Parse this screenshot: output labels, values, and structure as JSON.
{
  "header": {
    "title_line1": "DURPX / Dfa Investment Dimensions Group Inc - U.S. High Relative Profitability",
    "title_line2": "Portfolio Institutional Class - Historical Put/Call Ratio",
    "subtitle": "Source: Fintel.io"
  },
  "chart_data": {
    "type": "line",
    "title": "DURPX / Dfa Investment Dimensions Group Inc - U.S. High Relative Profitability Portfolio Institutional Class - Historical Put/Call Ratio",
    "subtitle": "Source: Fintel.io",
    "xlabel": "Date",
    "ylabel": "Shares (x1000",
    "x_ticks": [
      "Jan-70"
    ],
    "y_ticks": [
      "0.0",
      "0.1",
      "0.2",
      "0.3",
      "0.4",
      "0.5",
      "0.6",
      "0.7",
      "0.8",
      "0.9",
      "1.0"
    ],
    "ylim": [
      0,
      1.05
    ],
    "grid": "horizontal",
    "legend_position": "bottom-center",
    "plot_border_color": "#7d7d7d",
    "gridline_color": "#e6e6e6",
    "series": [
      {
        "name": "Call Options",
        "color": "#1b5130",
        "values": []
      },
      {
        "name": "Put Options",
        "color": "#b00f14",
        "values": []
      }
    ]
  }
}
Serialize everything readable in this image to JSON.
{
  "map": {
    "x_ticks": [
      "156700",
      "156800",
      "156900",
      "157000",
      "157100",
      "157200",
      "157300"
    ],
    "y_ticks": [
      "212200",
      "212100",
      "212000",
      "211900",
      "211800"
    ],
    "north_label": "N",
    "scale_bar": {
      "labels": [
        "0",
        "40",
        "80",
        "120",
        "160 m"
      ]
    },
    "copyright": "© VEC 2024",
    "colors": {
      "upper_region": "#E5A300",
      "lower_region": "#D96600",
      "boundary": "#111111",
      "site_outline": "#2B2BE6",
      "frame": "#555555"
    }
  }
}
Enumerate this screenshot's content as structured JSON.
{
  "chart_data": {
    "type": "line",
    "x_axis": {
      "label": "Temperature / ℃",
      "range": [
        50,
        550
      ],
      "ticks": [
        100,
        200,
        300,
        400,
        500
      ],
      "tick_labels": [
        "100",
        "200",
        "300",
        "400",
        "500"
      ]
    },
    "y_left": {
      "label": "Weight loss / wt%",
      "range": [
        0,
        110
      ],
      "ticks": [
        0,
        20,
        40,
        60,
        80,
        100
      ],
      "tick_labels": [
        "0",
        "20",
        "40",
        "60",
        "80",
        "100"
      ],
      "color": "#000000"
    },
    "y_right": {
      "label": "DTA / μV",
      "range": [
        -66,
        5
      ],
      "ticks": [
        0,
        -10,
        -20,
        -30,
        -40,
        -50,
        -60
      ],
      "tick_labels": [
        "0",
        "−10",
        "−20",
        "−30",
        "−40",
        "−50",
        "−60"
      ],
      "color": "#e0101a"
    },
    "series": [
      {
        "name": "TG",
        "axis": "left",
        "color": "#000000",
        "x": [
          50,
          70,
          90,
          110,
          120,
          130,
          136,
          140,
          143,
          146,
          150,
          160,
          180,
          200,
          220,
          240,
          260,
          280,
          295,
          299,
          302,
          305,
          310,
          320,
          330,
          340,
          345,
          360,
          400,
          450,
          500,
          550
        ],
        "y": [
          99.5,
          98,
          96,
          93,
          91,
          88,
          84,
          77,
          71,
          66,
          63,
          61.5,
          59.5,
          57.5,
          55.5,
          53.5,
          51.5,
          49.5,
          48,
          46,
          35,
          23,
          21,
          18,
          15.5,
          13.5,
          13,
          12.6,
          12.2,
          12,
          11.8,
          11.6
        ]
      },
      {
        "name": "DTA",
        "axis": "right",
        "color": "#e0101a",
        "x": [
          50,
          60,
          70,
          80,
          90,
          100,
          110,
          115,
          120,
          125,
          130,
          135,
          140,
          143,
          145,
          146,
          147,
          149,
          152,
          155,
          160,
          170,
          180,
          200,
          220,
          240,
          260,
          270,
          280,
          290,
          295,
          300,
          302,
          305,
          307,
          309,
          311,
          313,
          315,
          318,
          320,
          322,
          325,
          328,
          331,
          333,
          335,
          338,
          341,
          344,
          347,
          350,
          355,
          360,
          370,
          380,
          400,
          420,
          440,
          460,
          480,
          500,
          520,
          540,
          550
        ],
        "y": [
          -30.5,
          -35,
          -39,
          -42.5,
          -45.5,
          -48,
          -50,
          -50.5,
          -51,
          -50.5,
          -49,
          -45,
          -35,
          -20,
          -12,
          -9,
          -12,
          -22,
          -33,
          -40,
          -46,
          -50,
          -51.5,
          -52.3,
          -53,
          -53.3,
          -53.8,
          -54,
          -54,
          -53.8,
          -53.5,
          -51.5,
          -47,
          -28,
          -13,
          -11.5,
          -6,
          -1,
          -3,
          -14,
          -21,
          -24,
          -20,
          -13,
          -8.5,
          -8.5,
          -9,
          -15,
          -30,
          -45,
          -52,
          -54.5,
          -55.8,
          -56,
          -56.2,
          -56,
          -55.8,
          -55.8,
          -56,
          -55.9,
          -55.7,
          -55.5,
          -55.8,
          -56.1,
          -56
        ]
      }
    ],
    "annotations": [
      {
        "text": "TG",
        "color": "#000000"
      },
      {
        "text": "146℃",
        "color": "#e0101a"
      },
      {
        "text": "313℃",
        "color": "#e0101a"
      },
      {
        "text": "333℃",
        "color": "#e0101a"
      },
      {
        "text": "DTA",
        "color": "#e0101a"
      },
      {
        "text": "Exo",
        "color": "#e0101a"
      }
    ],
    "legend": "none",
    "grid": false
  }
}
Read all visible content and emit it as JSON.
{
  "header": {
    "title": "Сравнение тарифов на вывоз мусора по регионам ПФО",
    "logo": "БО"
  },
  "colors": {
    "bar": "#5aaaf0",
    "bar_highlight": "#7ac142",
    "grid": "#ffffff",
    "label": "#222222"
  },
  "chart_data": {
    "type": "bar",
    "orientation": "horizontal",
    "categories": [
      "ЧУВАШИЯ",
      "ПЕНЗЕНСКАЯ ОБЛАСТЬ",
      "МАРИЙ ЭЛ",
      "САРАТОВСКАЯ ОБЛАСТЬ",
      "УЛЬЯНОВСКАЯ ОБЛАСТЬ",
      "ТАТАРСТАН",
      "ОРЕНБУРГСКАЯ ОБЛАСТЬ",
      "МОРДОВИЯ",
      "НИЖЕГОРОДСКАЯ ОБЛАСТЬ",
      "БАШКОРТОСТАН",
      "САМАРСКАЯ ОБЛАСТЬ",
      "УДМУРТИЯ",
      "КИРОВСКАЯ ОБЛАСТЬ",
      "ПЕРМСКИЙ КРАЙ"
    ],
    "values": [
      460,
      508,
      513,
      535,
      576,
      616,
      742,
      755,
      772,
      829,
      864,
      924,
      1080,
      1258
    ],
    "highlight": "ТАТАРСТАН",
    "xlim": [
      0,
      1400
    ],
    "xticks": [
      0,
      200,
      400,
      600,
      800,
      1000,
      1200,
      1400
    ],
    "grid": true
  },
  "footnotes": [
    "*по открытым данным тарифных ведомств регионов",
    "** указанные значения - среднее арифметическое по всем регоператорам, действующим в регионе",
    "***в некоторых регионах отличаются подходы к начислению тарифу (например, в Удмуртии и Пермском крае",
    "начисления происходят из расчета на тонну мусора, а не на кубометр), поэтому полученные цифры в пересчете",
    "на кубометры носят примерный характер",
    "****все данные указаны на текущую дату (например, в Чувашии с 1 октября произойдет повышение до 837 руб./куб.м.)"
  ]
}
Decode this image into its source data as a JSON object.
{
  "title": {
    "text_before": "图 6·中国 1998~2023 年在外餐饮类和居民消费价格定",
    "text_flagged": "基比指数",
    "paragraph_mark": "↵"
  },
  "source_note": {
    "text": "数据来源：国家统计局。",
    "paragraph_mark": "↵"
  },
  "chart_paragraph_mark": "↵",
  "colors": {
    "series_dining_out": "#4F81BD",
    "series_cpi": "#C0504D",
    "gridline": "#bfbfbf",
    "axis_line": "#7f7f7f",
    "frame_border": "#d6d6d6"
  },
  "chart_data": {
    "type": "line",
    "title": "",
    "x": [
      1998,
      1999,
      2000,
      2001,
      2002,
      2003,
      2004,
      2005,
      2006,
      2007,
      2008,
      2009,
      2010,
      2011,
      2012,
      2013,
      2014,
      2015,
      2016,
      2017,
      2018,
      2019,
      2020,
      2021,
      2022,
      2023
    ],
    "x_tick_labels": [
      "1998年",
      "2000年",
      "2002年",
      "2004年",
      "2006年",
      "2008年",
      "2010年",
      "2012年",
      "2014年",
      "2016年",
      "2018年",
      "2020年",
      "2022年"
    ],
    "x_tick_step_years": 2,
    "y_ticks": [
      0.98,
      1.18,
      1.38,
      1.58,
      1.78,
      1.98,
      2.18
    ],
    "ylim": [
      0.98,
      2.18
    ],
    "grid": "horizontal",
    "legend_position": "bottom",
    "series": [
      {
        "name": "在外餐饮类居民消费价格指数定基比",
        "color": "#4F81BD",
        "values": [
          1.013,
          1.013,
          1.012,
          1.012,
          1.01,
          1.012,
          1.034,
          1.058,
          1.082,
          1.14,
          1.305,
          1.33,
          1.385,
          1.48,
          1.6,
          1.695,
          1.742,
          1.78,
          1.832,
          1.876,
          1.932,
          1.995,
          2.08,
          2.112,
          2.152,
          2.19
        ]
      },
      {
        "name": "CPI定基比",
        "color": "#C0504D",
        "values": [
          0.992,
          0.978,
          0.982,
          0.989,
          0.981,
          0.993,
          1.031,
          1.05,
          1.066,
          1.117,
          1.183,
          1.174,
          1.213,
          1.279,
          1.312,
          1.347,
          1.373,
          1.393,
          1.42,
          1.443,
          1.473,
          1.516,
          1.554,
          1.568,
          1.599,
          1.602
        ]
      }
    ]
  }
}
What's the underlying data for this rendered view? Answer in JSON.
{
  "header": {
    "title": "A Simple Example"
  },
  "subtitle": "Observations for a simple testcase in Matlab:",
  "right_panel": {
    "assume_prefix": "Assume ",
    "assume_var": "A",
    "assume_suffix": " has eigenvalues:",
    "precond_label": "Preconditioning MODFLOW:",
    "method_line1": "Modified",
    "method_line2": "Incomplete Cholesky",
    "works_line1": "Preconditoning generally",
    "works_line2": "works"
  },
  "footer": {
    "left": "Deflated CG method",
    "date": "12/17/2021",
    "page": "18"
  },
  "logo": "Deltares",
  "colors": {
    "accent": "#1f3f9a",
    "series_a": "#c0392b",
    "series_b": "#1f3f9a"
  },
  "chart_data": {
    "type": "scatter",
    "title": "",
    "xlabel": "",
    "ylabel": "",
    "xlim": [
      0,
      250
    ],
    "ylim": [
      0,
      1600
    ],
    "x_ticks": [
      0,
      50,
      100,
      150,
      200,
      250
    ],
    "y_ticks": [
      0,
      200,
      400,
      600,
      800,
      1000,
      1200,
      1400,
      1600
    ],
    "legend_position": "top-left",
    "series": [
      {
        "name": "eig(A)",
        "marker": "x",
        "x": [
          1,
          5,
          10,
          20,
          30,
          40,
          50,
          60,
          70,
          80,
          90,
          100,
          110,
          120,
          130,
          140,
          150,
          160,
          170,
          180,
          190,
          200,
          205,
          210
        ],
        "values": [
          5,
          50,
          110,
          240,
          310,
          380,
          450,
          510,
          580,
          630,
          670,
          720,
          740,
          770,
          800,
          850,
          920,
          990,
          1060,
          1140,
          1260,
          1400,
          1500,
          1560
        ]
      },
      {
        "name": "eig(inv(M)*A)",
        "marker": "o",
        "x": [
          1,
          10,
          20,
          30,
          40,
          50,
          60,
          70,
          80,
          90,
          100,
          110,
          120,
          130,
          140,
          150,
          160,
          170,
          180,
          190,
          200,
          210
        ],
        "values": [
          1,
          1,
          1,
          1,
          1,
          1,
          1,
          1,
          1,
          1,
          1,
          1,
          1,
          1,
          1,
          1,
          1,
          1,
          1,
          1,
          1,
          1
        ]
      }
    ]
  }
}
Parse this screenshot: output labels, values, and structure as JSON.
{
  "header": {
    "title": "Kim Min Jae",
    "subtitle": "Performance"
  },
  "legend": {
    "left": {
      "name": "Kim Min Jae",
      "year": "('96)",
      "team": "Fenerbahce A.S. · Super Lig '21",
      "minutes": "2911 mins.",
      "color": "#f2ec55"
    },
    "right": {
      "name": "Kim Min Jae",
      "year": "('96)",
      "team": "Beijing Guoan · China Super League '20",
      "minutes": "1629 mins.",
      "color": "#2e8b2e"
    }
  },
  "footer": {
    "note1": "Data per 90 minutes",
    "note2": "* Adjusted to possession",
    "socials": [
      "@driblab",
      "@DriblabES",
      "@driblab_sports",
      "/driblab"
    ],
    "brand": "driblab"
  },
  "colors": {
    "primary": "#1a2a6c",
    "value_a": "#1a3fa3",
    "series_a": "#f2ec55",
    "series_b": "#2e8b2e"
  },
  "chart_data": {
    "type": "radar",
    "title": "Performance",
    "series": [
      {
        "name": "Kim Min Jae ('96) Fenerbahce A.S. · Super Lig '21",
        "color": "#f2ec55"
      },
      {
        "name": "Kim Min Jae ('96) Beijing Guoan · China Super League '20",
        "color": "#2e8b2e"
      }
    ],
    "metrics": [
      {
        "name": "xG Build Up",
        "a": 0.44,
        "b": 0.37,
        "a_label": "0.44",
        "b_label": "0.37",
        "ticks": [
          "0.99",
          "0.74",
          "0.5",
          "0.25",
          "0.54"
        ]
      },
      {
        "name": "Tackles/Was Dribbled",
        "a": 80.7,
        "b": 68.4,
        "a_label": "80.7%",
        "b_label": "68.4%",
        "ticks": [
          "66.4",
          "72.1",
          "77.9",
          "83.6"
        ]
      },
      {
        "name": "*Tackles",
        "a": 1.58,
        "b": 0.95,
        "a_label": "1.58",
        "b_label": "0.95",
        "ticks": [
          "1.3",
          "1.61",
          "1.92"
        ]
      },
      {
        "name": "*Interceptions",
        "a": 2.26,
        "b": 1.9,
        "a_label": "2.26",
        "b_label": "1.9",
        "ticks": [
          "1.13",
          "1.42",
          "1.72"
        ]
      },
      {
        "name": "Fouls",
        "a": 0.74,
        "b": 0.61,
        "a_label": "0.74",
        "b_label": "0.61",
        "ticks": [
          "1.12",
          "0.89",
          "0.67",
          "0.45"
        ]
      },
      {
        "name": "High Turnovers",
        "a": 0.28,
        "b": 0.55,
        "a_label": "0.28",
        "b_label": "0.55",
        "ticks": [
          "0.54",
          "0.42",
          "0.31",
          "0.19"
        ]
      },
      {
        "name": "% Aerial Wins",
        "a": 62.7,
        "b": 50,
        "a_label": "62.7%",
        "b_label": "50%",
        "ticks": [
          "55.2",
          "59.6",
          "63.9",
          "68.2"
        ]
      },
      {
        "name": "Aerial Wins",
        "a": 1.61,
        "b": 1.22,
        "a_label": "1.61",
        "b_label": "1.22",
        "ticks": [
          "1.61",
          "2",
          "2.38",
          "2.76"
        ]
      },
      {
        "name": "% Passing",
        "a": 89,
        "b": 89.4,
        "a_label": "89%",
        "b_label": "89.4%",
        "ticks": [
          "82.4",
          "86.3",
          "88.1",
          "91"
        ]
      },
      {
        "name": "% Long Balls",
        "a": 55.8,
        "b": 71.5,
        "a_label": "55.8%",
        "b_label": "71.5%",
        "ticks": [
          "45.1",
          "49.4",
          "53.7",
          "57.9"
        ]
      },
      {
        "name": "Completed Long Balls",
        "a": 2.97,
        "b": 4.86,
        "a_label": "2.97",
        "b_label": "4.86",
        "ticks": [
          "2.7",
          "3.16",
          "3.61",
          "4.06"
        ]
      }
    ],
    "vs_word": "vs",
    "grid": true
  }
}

__________________________________________________

- [STATED PROBLEM]
List each line holding the string "China".

- [ANSWER]
      "team": "Beijing Guoan · China Super League '20",
        "name": "Kim Min Jae ('96) Beijing Guoan · China Super League '20",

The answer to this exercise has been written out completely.